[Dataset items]
..........
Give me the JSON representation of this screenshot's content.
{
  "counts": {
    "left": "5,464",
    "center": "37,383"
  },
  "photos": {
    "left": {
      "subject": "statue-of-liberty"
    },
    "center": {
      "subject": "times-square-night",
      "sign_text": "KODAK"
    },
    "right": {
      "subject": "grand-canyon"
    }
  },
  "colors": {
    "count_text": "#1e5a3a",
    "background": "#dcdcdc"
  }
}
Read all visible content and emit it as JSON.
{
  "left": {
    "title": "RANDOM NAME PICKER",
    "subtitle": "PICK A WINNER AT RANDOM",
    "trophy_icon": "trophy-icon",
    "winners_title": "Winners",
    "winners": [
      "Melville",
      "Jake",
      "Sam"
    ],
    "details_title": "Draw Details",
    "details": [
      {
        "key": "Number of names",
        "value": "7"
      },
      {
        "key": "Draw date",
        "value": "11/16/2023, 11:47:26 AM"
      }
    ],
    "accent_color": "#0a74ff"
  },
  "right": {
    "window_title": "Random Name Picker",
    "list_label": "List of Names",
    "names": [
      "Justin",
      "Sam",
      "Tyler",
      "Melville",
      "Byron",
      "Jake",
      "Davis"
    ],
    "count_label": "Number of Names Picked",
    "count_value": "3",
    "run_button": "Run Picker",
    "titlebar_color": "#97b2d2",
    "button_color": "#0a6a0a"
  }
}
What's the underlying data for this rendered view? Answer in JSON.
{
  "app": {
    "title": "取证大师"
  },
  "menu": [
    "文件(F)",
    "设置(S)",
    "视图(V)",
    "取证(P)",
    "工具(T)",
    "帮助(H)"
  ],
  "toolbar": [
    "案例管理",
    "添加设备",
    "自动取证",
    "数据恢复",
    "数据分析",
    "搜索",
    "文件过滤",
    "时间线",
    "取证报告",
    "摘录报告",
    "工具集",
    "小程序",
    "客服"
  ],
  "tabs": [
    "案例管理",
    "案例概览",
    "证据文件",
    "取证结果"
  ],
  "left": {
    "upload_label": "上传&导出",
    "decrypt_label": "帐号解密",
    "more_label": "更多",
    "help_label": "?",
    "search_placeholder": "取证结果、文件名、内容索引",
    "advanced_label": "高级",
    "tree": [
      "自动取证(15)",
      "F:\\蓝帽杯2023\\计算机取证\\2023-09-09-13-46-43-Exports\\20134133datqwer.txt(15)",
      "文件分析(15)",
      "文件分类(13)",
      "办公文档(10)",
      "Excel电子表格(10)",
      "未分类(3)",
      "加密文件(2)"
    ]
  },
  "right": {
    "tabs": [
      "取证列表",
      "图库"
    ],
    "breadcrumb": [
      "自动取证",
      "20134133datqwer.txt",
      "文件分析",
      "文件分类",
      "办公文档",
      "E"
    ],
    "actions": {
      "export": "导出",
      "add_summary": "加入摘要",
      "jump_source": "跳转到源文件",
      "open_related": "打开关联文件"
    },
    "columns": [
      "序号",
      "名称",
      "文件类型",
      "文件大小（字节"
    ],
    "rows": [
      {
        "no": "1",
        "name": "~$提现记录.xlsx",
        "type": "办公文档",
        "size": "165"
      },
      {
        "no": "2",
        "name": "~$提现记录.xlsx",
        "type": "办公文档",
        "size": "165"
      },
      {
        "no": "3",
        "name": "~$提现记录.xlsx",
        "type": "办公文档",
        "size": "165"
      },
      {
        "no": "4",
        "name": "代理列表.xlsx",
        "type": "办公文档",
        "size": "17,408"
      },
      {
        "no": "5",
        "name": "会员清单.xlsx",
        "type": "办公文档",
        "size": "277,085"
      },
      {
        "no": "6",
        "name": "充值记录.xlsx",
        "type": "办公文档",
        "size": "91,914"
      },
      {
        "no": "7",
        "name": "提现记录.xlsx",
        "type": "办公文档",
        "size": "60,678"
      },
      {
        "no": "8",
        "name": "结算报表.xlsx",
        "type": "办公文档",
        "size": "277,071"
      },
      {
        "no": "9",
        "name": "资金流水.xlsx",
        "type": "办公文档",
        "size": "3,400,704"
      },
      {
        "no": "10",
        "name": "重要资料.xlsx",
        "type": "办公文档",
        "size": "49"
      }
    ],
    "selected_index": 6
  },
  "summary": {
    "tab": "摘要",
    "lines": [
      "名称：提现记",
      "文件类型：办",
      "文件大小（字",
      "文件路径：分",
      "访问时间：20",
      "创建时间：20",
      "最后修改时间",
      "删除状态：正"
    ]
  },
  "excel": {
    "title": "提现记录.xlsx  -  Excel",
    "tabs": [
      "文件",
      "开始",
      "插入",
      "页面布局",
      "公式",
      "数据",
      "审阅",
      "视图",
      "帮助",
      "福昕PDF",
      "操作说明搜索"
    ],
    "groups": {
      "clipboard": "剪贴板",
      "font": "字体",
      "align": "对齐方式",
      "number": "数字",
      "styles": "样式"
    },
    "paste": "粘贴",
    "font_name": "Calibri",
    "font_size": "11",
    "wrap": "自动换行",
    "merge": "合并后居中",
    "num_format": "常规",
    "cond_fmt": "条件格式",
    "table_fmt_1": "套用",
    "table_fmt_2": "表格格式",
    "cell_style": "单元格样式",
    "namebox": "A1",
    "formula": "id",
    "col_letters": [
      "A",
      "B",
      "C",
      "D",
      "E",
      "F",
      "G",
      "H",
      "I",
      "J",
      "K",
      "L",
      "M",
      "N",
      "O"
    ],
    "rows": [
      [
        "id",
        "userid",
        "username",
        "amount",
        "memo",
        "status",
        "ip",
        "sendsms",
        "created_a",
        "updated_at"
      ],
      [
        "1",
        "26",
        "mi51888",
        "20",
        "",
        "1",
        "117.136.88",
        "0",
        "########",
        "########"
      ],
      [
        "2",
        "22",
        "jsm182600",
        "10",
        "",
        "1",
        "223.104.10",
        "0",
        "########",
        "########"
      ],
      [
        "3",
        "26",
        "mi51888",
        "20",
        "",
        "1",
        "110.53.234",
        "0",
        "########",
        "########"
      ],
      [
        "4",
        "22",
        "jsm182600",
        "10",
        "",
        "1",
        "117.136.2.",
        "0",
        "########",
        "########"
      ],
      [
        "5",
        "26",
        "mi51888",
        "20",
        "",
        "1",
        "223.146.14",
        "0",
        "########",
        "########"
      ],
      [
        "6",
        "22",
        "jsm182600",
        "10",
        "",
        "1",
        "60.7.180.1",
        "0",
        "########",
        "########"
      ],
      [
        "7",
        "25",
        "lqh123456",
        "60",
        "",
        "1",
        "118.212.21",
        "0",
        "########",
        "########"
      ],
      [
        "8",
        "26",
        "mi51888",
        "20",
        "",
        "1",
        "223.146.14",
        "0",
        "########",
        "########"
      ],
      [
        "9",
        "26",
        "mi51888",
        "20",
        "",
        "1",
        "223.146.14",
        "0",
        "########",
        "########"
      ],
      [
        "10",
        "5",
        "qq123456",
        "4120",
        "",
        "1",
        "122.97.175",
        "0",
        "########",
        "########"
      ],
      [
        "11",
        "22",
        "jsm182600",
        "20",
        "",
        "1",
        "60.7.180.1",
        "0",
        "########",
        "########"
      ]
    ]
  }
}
..........
__SET EXERCISE__: Repeat each record exactly. Omit nothing.

__WRITTEN RESPONSE__:
Give me the JSON representation of this screenshot's content.
{
  "counts": {
    "left": "5,464",
    "center": "37,383"
  },
  "photos": {
    "left": {
      "subject": "statue-of-liberty"
    },
    "center": {
      "subject": "times-square-night",
      "sign_text": "KODAK"
    },
    "right": {
      "subject": "grand-canyon"
    }
  },
  "colors": {
    "count_text": "#1e5a3a",
    "background": "#dcdcdc"
  }
}
Read all visible content and emit it as JSON.
{
  "left": {
    "title": "RANDOM NAME PICKER",
    "subtitle": "PICK A WINNER AT RANDOM",
    "trophy_icon": "trophy-icon",
    "winners_title": "Winners",
    "winners": [
      "Melville",
      "Jake",
      "Sam"
    ],
    "details_title": "Draw Details",
    "details": [
      {
        "key": "Number of names",
        "value": "7"
      },
      {
        "key": "Draw date",
        "value": "11/16/2023, 11:47:26 AM"
      }
    ],
    "accent_color": "#0a74ff"
  },
  "right": {
    "window_title": "Random Name Picker",
    "list_label": "List of Names",
    "names": [
      "Justin",
      "Sam",
      "Tyler",
      "Melville",
      "Byron",
      "Jake",
      "Davis"
    ],
    "count_label": "Number of Names Picked",
    "count_value": "3",
    "run_button": "Run Picker",
    "titlebar_color": "#97b2d2",
    "button_color": "#0a6a0a"
  }
}
What's the underlying data for this rendered view? Answer in JSON.
{
  "app": {
    "title": "取证大师"
  },
  "menu": [
    "文件(F)",
    "设置(S)",
    "视图(V)",
    "取证(P)",
    "工具(T)",
    "帮助(H)"
  ],
  "toolbar": [
    "案例管理",
    "添加设备",
    "自动取证",
    "数据恢复",
    "数据分析",
    "搜索",
    "文件过滤",
    "时间线",
    "取证报告",
    "摘录报告",
    "工具集",
    "小程序",
    "客服"
  ],
  "tabs": [
    "案例管理",
    "案例概览",
    "证据文件",
    "取证结果"
  ],
  "left": {
    "upload_label": "上传&导出",
    "decrypt_label": "帐号解密",
    "more_label": "更多",
    "help_label": "?",
    "search_placeholder": "取证结果、文件名、内容索引",
    "advanced_label": "高级",
    "tree": [
      "自动取证(15)",
      "F:\\蓝帽杯2023\\计算机取证\\2023-09-09-13-46-43-Exports\\20134133datqwer.txt(15)",
      "文件分析(15)",
      "文件分类(13)",
      "办公文档(10)",
      "Excel电子表格(10)",
      "未分类(3)",
      "加密文件(2)"
    ]
  },
  "right": {
    "tabs": [
      "取证列表",
      "图库"
    ],
    "breadcrumb": [
      "自动取证",
      "20134133datqwer.txt",
      "文件分析",
      "文件分类",
      "办公文档",
      "E"
    ],
    "actions": {
      "export": "导出",
      "add_summary": "加入摘要",
      "jump_source": "跳转到源文件",
      "open_related": "打开关联文件"
    },
    "columns": [
      "序号",
      "名称",
      "文件类型",
      "文件大小（字节"
    ],
    "rows": [
      {
        "no": "1",
        "name": "~$提现记录.xlsx",
        "type": "办公文档",
        "size": "165"
      },
      {
        "no": "2",
        "name": "~$提现记录.xlsx",
        "type": "办公文档",
        "size": "165"
      },
      {
        "no": "3",
        "name": "~$提现记录.xlsx",
        "type": "办公文档",
        "size": "165"
      },
      {
        "no": "4",
        "name": "代理列表.xlsx",
        "type": "办公文档",
        "size": "17,408"
      },
      {
        "no": "5",
        "name": "会员清单.xlsx",
        "type": "办公文档",
        "size": "277,085"
      },
      {
        "no": "6",
        "name": "充值记录.xlsx",
        "type": "办公文档",
        "size": "91,914"
      },
      {
        "no": "7",
        "name": "提现记录.xlsx",
        "type": "办公文档",
        "size": "60,678"
      },
      {
        "no": "8",
        "name": "结算报表.xlsx",
        "type": "办公文档",
        "size": "277,071"
      },
      {
        "no": "9",
        "name": "资金流水.xlsx",
        "type": "办公文档",
        "size": "3,400,704"
      },
      {
        "no": "10",
        "name": "重要资料.xlsx",
        "type": "办公文档",
        "size": "49"
      }
    ],
    "selected_index": 6
  },
  "summary": {
    "tab": "摘要",
    "lines": [
      "名称：提现记",
      "文件类型：办",
      "文件大小（字",
      "文件路径：分",
      "访问时间：20",
      "创建时间：20",
      "最后修改时间",
      "删除状态：正"
    ]
  },
  "excel": {
    "title": "提现记录.xlsx  -  Excel",
    "tabs": [
      "文件",
      "开始",
      "插入",
      "页面布局",
      "公式",
      "数据",
      "审阅",
      "视图",
      "帮助",
      "福昕PDF",
      "操作说明搜索"
    ],
    "groups": {
      "clipboard": "剪贴板",
      "font": "字体",
      "align": "对齐方式",
      "number": "数字",
      "styles": "样式"
    },
    "paste": "粘贴",
    "font_name": "Calibri",
    "font_size": "11",
    "wrap": "自动换行",
    "merge": "合并后居中",
    "num_format": "常规",
    "cond_fmt": "条件格式",
    "table_fmt_1": "套用",
    "table_fmt_2": "表格格式",
    "cell_style": "单元格样式",
    "namebox": "A1",
    "formula": "id",
    "col_letters": [
      "A",
      "B",
      "C",
      "D",
      "E",
      "F",
      "G",
      "H",
      "I",
      "J",
      "K",
      "L",
      "M",
      "N",
      "O"
    ],
    "rows": [
      [
        "id",
        "userid",
        "username",
        "amount",
        "memo",
        "status",
        "ip",
        "sendsms",
        "created_a",
        "updated_at"
      ],
      [
        "1",
        "26",
        "mi51888",
        "20",
        "",
        "1",
        "117.136.88",
        "0",
        "########",
        "########"
      ],
      [
        "2",
        "22",
        "jsm182600",
        "10",
        "",
        "1",
        "223.104.10",
        "0",
        "########",
        "########"
      ],
      [
        "3",
        "26",
        "mi51888",
        "20",
        "",
        "1",
        "110.53.234",
        "0",
        "########",
        "########"
      ],
      [
        "4",
        "22",
        "jsm182600",
        "10",
        "",
        "1",
        "117.136.2.",
        "0",
        "########",
        "########"
      ],
      [
        "5",
        "26",
        "mi51888",
        "20",
        "",
        "1",
        "223.146.14",
        "0",
        "########",
        "########"
      ],
      [
        "6",
        "22",
        "jsm182600",
        "10",
        "",
        "1",
        "60.7.180.1",
        "0",
        "########",
        "########"
      ],
      [
        "7",
        "25",
        "lqh123456",
        "60",
        "",
        "1",
        "118.212.21",
        "0",
        "########",
        "########"
      ],
      [
        "8",
        "26",
        "mi51888",
        "20",
        "",
        "1",
        "223.146.14",
        "0",
        "########",
        "########"
      ],
      [
        "9",
        "26",
        "mi51888",
        "20",
        "",
        "1",
        "223.146.14",
        "0",
        "########",
        "########"
      ],
      [
        "10",
        "5",
        "qq123456",
        "4120",
        "",
        "1",
        "122.97.175",
        "0",
        "########",
        "########"
      ],
      [
        "11",
        "22",
        "jsm182600",
        "20",
        "",
        "1",
        "60.7.180.1",
        "0",
        "########",
        "########"
      ]
    ]
  }
}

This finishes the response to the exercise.